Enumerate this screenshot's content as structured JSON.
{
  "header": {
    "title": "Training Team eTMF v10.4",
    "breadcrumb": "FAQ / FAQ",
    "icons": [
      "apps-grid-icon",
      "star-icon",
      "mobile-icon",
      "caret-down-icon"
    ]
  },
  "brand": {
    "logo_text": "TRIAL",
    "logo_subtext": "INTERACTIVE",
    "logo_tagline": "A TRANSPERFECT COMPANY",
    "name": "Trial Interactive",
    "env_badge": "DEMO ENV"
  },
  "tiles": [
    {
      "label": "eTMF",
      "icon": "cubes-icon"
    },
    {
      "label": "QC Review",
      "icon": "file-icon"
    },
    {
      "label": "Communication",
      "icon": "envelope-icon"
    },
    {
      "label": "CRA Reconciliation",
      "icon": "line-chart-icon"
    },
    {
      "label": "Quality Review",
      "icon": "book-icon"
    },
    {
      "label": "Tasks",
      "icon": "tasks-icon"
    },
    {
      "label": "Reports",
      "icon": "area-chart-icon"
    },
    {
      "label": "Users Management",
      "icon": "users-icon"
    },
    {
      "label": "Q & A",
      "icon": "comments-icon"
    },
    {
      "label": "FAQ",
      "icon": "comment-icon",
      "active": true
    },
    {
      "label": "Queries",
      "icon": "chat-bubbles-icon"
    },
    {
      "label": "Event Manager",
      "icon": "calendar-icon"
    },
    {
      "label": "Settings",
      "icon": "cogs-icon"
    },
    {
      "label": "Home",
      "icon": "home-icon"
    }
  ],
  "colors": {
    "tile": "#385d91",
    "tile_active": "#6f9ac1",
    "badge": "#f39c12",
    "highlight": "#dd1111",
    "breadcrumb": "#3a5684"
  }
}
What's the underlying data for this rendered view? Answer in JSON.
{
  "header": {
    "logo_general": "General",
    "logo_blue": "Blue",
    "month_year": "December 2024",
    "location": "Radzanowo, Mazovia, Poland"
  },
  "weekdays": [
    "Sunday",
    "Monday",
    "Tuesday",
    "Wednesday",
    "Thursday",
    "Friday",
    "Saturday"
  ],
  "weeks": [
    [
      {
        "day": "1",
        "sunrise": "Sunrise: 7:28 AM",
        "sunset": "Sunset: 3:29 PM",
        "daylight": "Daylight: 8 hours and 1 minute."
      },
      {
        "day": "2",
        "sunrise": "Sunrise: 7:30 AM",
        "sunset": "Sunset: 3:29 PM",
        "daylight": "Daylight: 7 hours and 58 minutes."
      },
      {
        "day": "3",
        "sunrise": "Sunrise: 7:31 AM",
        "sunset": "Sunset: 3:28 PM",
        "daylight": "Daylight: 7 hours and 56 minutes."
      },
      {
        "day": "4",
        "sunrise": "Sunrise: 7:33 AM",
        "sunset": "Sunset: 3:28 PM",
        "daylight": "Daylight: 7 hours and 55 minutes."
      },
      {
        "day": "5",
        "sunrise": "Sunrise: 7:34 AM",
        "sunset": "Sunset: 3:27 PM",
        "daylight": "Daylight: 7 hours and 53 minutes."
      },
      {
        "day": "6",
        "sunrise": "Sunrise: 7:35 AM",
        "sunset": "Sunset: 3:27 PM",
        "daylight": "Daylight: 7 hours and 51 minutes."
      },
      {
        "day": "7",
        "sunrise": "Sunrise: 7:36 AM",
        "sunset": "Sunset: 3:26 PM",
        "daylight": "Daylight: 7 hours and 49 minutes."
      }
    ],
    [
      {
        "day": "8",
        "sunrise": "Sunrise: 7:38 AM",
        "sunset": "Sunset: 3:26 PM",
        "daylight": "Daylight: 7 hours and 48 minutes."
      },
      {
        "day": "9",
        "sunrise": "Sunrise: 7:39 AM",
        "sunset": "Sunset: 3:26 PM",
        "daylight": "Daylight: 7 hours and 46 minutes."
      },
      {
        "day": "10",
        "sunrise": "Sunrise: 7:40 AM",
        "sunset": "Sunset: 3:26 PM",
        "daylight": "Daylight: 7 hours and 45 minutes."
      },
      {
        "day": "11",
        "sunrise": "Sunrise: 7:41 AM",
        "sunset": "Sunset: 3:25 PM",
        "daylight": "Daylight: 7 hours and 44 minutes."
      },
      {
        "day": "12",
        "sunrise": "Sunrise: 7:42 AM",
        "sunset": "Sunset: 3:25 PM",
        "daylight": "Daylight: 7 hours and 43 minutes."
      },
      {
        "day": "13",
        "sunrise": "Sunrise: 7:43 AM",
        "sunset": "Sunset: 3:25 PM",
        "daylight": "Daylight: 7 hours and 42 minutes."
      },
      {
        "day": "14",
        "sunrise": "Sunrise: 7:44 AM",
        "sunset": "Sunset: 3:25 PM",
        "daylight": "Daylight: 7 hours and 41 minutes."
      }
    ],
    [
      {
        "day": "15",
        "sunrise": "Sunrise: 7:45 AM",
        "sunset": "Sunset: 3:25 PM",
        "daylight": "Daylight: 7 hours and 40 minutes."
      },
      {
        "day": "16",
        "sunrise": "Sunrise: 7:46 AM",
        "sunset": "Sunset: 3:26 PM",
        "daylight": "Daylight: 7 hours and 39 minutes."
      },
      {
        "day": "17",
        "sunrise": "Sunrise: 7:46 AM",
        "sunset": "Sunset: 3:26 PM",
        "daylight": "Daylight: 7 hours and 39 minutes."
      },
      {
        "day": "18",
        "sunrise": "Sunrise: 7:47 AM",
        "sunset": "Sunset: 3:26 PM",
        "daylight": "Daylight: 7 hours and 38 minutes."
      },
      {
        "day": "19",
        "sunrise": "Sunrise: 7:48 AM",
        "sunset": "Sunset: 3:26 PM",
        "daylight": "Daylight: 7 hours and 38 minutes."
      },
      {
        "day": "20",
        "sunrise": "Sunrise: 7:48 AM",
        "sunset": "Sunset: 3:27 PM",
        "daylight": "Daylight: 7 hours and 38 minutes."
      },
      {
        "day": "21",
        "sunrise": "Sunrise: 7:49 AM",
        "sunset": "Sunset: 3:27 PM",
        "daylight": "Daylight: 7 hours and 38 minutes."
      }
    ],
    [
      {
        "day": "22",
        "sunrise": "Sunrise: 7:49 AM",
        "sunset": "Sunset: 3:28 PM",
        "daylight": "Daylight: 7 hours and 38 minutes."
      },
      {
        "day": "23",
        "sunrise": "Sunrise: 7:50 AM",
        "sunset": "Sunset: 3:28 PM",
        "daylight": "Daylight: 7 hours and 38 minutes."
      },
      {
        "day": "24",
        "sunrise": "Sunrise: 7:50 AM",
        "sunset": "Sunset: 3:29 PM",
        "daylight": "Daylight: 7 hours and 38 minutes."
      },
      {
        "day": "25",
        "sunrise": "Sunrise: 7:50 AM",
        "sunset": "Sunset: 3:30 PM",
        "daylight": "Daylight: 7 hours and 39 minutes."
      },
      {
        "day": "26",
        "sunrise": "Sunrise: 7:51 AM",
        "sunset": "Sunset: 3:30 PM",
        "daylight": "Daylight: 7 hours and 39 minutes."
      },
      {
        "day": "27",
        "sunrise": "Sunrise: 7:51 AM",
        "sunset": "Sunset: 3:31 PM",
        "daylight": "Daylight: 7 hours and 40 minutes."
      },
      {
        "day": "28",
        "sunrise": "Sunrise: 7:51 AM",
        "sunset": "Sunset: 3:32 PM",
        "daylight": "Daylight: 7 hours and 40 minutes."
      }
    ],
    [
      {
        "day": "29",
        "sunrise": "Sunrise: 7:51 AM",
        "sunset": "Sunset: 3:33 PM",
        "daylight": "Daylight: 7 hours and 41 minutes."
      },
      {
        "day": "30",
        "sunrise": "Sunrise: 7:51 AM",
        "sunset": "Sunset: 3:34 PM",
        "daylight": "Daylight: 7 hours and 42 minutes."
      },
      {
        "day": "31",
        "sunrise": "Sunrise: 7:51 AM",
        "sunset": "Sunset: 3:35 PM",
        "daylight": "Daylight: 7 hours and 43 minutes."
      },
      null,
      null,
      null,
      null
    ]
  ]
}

REQUIRED TASK:
Using the listing above, show each line holding the string "JSON".

OUTPUT FOR THIS EXERCISE:
Enumerate this screenshot's content as structured JSON.
What's the underlying data for this rendered view? Answer in JSON.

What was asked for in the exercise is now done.